» EXERCISE REQUIREMENTS
In the entries below, count every line containing "锲而不舍". Reply with the number alone.

[A block of data]
※

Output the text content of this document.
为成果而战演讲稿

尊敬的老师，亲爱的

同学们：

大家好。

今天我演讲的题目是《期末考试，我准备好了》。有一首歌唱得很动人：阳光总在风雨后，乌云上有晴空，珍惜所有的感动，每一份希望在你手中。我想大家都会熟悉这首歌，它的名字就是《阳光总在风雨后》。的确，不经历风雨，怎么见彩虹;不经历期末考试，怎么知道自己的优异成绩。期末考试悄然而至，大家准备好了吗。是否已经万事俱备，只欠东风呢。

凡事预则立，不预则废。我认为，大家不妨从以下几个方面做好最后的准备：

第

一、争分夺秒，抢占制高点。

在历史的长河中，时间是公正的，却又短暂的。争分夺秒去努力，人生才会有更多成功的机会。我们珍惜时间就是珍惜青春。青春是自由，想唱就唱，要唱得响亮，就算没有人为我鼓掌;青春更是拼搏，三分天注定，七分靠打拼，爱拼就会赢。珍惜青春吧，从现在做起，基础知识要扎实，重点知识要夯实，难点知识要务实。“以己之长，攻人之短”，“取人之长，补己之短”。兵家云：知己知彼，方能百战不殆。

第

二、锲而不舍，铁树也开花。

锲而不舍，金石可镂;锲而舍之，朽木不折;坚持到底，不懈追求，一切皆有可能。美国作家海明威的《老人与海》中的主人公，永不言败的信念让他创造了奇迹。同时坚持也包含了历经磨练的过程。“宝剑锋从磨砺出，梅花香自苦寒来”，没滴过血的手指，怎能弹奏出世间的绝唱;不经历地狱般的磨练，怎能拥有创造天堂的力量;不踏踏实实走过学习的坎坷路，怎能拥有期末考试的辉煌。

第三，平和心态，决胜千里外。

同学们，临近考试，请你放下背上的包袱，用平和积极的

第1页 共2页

※

» RESULT FOR THIS TASK
2